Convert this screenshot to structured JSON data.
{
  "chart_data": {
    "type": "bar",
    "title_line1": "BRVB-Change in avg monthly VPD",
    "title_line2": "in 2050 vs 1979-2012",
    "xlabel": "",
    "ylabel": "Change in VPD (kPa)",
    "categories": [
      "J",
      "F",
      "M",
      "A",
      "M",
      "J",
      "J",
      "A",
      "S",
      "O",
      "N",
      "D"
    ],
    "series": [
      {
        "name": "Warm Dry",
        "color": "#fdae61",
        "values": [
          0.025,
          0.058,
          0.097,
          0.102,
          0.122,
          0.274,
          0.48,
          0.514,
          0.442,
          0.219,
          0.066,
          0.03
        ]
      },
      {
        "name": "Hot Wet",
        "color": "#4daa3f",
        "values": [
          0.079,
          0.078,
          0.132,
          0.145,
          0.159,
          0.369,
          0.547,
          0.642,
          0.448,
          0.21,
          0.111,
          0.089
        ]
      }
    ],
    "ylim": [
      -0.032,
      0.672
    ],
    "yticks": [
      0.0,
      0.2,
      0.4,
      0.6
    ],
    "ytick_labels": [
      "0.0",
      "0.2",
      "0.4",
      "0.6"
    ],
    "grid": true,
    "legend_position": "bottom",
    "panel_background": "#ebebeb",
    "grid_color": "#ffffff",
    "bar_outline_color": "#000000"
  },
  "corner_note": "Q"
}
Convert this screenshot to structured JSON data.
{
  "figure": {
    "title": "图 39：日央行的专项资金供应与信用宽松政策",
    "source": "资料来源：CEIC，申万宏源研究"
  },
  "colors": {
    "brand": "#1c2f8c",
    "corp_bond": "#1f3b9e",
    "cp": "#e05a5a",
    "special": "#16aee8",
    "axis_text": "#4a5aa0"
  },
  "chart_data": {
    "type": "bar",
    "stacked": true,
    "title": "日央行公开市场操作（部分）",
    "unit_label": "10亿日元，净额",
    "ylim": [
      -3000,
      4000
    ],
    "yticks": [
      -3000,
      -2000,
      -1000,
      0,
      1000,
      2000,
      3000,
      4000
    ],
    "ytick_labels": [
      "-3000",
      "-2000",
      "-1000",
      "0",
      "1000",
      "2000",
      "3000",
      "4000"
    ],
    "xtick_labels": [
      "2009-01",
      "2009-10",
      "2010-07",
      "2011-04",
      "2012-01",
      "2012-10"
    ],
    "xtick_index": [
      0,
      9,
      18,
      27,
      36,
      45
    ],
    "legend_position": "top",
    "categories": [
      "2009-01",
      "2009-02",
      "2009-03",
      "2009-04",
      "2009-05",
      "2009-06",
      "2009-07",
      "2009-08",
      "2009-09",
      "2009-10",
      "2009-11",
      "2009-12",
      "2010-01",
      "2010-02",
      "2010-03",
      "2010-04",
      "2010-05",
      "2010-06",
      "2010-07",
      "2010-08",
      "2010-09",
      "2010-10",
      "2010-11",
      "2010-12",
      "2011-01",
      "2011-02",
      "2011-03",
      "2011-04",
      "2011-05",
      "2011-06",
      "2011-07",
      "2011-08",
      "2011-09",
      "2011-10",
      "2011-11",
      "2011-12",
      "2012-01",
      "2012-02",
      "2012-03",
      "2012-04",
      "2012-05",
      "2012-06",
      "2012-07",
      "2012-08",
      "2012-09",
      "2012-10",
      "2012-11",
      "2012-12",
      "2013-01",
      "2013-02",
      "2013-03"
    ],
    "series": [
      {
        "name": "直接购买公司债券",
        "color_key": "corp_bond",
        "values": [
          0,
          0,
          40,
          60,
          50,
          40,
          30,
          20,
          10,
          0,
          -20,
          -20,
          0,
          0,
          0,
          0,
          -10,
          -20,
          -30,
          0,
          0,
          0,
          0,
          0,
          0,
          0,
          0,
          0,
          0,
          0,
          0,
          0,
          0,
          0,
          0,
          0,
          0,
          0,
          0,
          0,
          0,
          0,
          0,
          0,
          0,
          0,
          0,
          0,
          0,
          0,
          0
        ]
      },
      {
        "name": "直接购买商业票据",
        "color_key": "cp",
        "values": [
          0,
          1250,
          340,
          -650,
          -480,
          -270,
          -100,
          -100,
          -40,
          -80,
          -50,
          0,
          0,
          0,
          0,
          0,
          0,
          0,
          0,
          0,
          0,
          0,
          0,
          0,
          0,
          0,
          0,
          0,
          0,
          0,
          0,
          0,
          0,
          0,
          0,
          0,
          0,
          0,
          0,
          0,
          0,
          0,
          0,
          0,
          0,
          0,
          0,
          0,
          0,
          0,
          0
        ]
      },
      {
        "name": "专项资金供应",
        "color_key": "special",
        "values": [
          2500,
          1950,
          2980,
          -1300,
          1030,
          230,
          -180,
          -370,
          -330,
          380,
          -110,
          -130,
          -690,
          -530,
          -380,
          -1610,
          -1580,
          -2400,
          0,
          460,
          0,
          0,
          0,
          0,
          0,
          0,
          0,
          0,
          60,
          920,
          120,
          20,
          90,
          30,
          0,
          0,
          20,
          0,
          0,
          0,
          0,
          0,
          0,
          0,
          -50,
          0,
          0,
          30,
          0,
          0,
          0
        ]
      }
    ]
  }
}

● **Exercise description**: Using the entries above, return each line in which the word "name" occurs.

● **Exercise solution**:
        "name": "Warm Dry",
        "name": "Hot Wet",
        "name": "直接购买公司债券",
        "name": "直接购买商业票据",
        "name": "专项资金供应",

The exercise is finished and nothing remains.